▸ EXERCISE REQUIREMENTS
Transcribe the entries exactly; images are not part of the copy.

▸ EXERCISE MATERIAL
— BEGIN —

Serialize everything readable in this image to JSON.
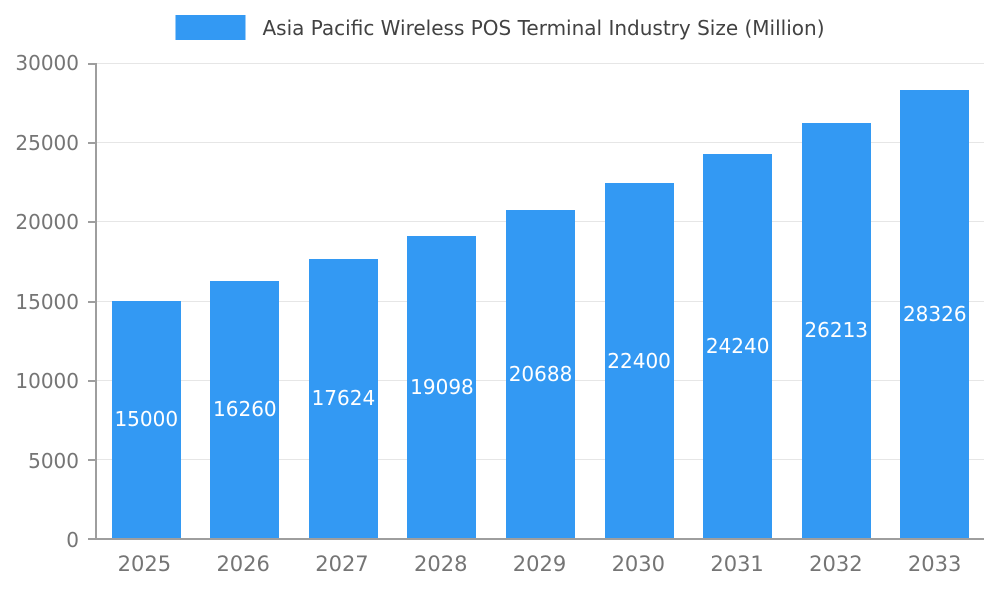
{
  "chart_data": {
    "type": "bar",
    "title": "Asia Pacific Wireless POS Terminal Industry Size (Million)",
    "categories": [
      "2025",
      "2026",
      "2027",
      "2028",
      "2029",
      "2030",
      "2031",
      "2032",
      "2033"
    ],
    "values": [
      15000,
      16260,
      17624,
      19098,
      20688,
      22400,
      24240,
      26213,
      28326
    ],
    "xlabel": "",
    "ylabel": "",
    "ylim": [
      0,
      30000
    ],
    "ytick_interval": 5000,
    "ytick_labels": [
      "0",
      "5000",
      "10000",
      "15000",
      "20000",
      "25000",
      "30000"
    ],
    "grid": true,
    "legend_position": "top-center",
    "bar_color": "#3399f3",
    "bar_label_color": "#ffffff",
    "axis_line_color": "#9e9e9e",
    "grid_color": "#e6e6e6",
    "tick_text_color": "#757575",
    "title_color": "#424242"
  }
}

— END —

▸ THE COMPLETED TASK
Serialize everything readable in this image to JSON.
{
  "chart_data": {
    "type": "bar",
    "title": "Asia Pacific Wireless POS Terminal Industry Size (Million)",
    "categories": [
      "2025",
      "2026",
      "2027",
      "2028",
      "2029",
      "2030",
      "2031",
      "2032",
      "2033"
    ],
    "values": [
      15000,
      16260,
      17624,
      19098,
      20688,
      22400,
      24240,
      26213,
      28326
    ],
    "xlabel": "",
    "ylabel": "",
    "ylim": [
      0,
      30000
    ],
    "ytick_interval": 5000,
    "ytick_labels": [
      "0",
      "5000",
      "10000",
      "15000",
      "20000",
      "25000",
      "30000"
    ],
    "grid": true,
    "legend_position": "top-center",
    "bar_color": "#3399f3",
    "bar_label_color": "#ffffff",
    "axis_line_color": "#9e9e9e",
    "grid_color": "#e6e6e6",
    "tick_text_color": "#757575",
    "title_color": "#424242"
  }
}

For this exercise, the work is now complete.